TASK DESCRIPTION
Go through the listing beneath this task and return every line that carries the string "Quantiles".

MATERIALS PROVIDED
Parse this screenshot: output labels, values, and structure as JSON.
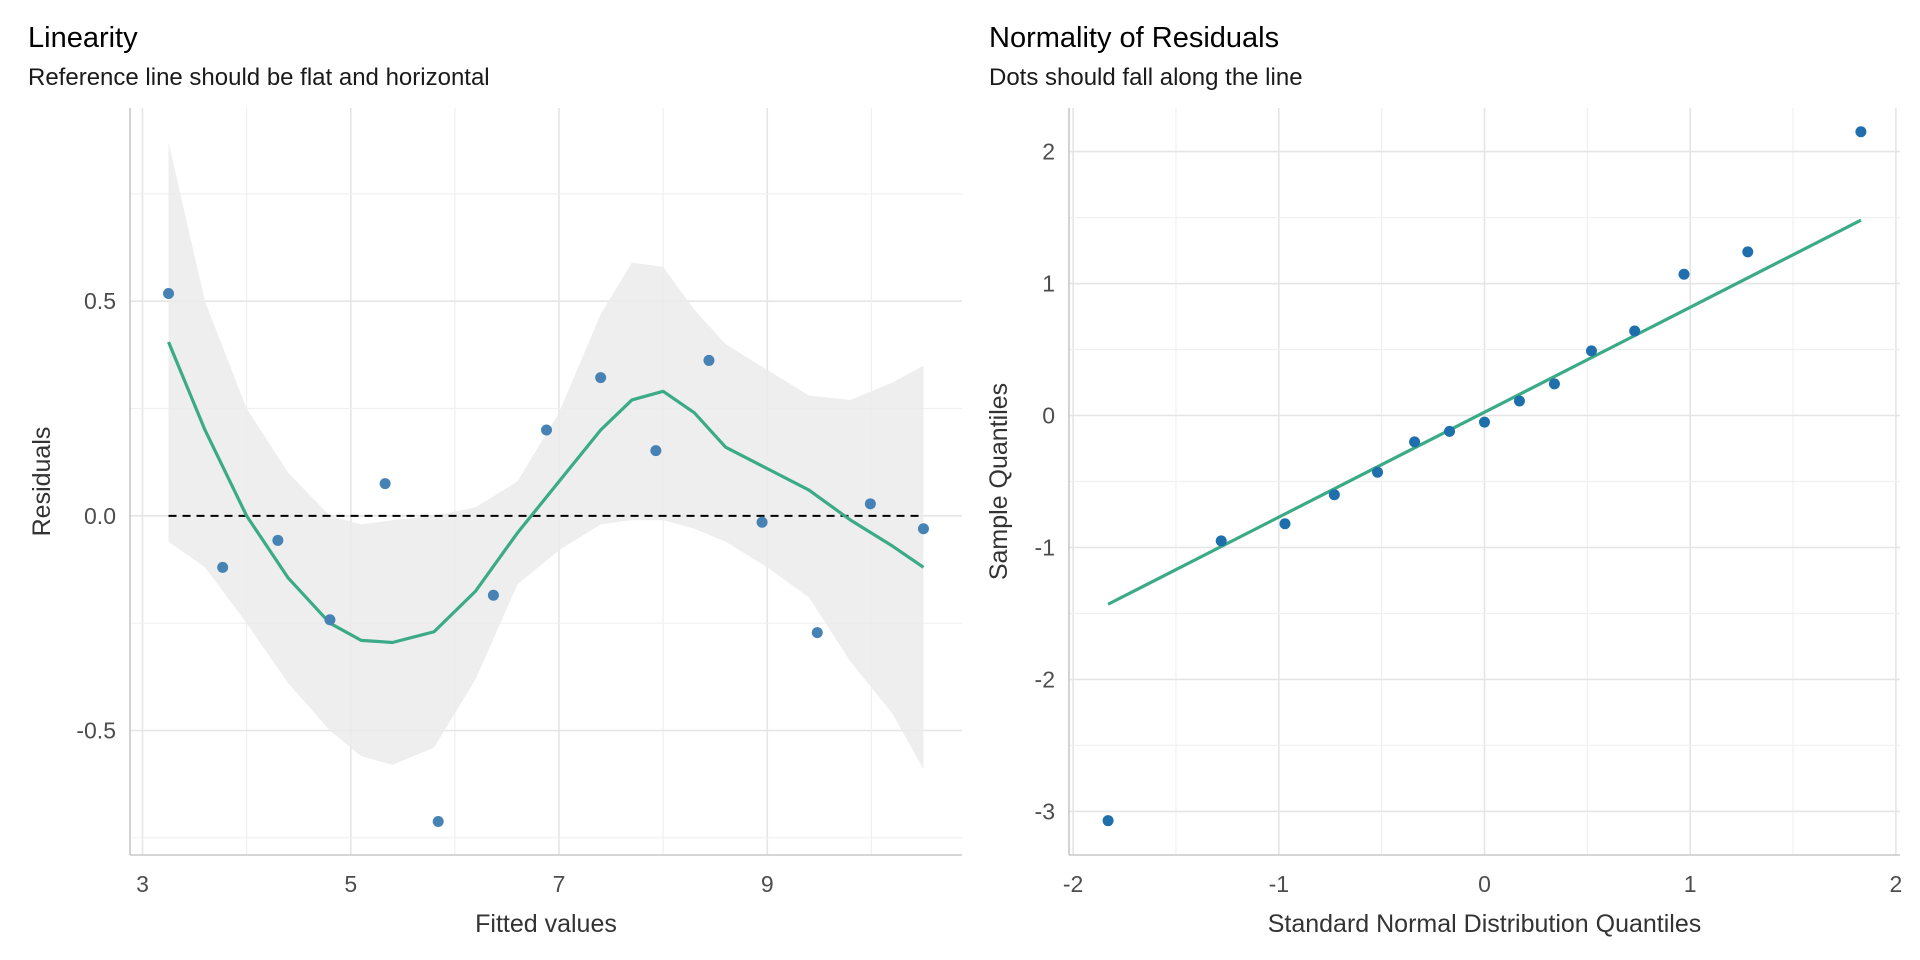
{
  "chart_data": [
    {
      "type": "scatter",
      "title": "Linearity",
      "subtitle": "Reference line should be flat and horizontal",
      "xlabel": "Fitted values",
      "ylabel": "Residuals",
      "xlim": [
        2.88,
        10.87
      ],
      "ylim": [
        -0.79,
        0.95
      ],
      "xticks": [
        3,
        5,
        7,
        9
      ],
      "xtick_labels": [
        "3",
        "5",
        "7",
        "9"
      ],
      "yticks": [
        -0.5,
        0.0,
        0.5
      ],
      "ytick_labels": [
        "-0.5",
        "0.0",
        "0.5"
      ],
      "grid": true,
      "reference_line": {
        "y": 0,
        "style": "dashed",
        "color": "#000000"
      },
      "points": {
        "x": [
          3.25,
          3.77,
          4.3,
          4.8,
          5.33,
          5.84,
          6.37,
          6.88,
          7.4,
          7.93,
          8.44,
          8.95,
          9.48,
          9.99,
          10.5
        ],
        "y": [
          0.518,
          -0.12,
          -0.057,
          -0.242,
          0.075,
          -0.712,
          -0.185,
          0.2,
          0.322,
          0.152,
          0.362,
          -0.015,
          -0.272,
          0.028,
          -0.03
        ],
        "color": "#4682b4"
      },
      "smooth": {
        "x": [
          3.25,
          3.6,
          4.0,
          4.4,
          4.8,
          5.1,
          5.4,
          5.8,
          6.2,
          6.6,
          7.0,
          7.4,
          7.7,
          8.0,
          8.3,
          8.6,
          9.0,
          9.4,
          9.8,
          10.2,
          10.5
        ],
        "y": [
          0.405,
          0.2,
          0.0,
          -0.145,
          -0.25,
          -0.29,
          -0.295,
          -0.27,
          -0.175,
          -0.04,
          0.08,
          0.2,
          0.27,
          0.29,
          0.24,
          0.16,
          0.11,
          0.06,
          -0.01,
          -0.07,
          -0.12
        ],
        "upper": [
          0.87,
          0.5,
          0.25,
          0.1,
          0.0,
          -0.02,
          -0.01,
          0.0,
          0.02,
          0.08,
          0.24,
          0.47,
          0.59,
          0.58,
          0.48,
          0.4,
          0.34,
          0.28,
          0.27,
          0.31,
          0.35
        ],
        "lower": [
          -0.06,
          -0.12,
          -0.25,
          -0.39,
          -0.5,
          -0.56,
          -0.58,
          -0.54,
          -0.38,
          -0.16,
          -0.08,
          -0.02,
          -0.01,
          -0.01,
          -0.03,
          -0.06,
          -0.12,
          -0.19,
          -0.34,
          -0.46,
          -0.59
        ],
        "color": "#3aaa87",
        "band_color": "#ebebeb"
      }
    },
    {
      "type": "scatter",
      "title": "Normality of Residuals",
      "subtitle": "Dots should fall along the line",
      "xlabel": "Standard Normal Distribution Quantiles",
      "ylabel": "Sample Quantiles",
      "xlim": [
        -2.02,
        2.02
      ],
      "ylim": [
        -3.33,
        2.33
      ],
      "xticks": [
        -2,
        -1,
        0,
        1,
        2
      ],
      "xtick_labels": [
        "-2",
        "-1",
        "0",
        "1",
        "2"
      ],
      "yticks": [
        -3,
        -2,
        -1,
        0,
        1,
        2
      ],
      "ytick_labels": [
        "-3",
        "-2",
        "-1",
        "0",
        "1",
        "2"
      ],
      "grid": true,
      "points": {
        "x": [
          -1.83,
          -1.28,
          -0.97,
          -0.73,
          -0.52,
          -0.34,
          -0.17,
          0.0,
          0.17,
          0.34,
          0.52,
          0.73,
          0.97,
          1.28,
          1.83
        ],
        "y": [
          -3.07,
          -0.95,
          -0.82,
          -0.6,
          -0.43,
          -0.2,
          -0.12,
          -0.05,
          0.11,
          0.24,
          0.49,
          0.64,
          1.07,
          1.24,
          2.15
        ],
        "color": "#1f6fad"
      },
      "reference_line": {
        "x": [
          -1.83,
          1.83
        ],
        "y": [
          -1.43,
          1.48
        ],
        "color": "#3aaa87"
      }
    }
  ]
}
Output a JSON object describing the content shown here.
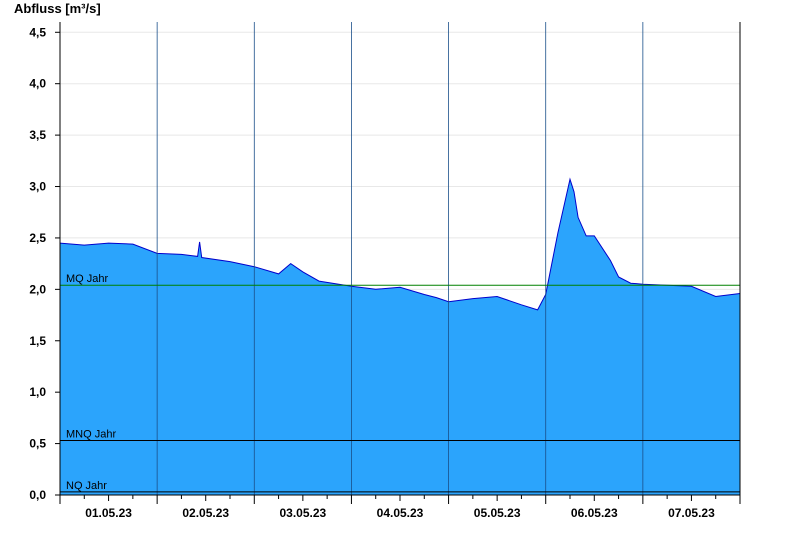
{
  "chart_data": {
    "type": "area",
    "ylabel": "Abfluss [m³/s]",
    "ylim": [
      0,
      4.6
    ],
    "yticks": [
      0,
      0.5,
      1.0,
      1.5,
      2.0,
      2.5,
      3.0,
      3.5,
      4.0,
      4.5
    ],
    "ytick_labels": [
      "0,0",
      "0,5",
      "1,0",
      "1,5",
      "2,0",
      "2,5",
      "3,0",
      "3,5",
      "4,0",
      "4,5"
    ],
    "x_start": "01.05.23 00:00",
    "x_end": "07.05.23 24:00",
    "xtick_labels": [
      "01.05.23",
      "02.05.23",
      "03.05.23",
      "04.05.23",
      "05.05.23",
      "06.05.23",
      "07.05.23"
    ],
    "grid": true,
    "series": [
      {
        "color": "#2ba4fc",
        "line_color": "#0000cc",
        "x": [
          "01.05.23 00:00",
          "01.05.23 06:00",
          "01.05.23 12:00",
          "01.05.23 18:00",
          "02.05.23 00:00",
          "02.05.23 06:00",
          "02.05.23 10:00",
          "02.05.23 10:30",
          "02.05.23 11:00",
          "02.05.23 18:00",
          "03.05.23 00:00",
          "03.05.23 06:00",
          "03.05.23 09:00",
          "03.05.23 12:00",
          "03.05.23 16:00",
          "04.05.23 00:00",
          "04.05.23 06:00",
          "04.05.23 12:00",
          "04.05.23 18:00",
          "04.05.23 21:00",
          "05.05.23 00:00",
          "05.05.23 06:00",
          "05.05.23 12:00",
          "05.05.23 18:00",
          "05.05.23 22:00",
          "06.05.23 00:00",
          "06.05.23 03:00",
          "06.05.23 06:00",
          "06.05.23 07:00",
          "06.05.23 08:00",
          "06.05.23 10:00",
          "06.05.23 12:00",
          "06.05.23 16:00",
          "06.05.23 18:00",
          "06.05.23 21:00",
          "07.05.23 00:00",
          "07.05.23 06:00",
          "07.05.23 12:00",
          "07.05.23 18:00",
          "07.05.23 24:00"
        ],
        "values": [
          2.45,
          2.43,
          2.45,
          2.44,
          2.35,
          2.34,
          2.32,
          2.46,
          2.31,
          2.27,
          2.22,
          2.15,
          2.25,
          2.17,
          2.08,
          2.03,
          2.0,
          2.02,
          1.95,
          1.92,
          1.88,
          1.91,
          1.93,
          1.85,
          1.8,
          1.95,
          2.55,
          3.07,
          2.95,
          2.7,
          2.52,
          2.52,
          2.28,
          2.12,
          2.06,
          2.05,
          2.04,
          2.03,
          1.93,
          1.96
        ]
      }
    ],
    "reference_lines": [
      {
        "label": "MQ Jahr",
        "value": 2.04,
        "color": "#008000"
      },
      {
        "label": "MNQ Jahr",
        "value": 0.53,
        "color": "#000000"
      },
      {
        "label": "NQ Jahr",
        "value": 0.03,
        "color": "#000000"
      }
    ]
  }
}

RESULT OF THIS TASK
      "xlabel": "Standard Normal Distribution Quantiles",
      "ylabel": "Sample Quantiles",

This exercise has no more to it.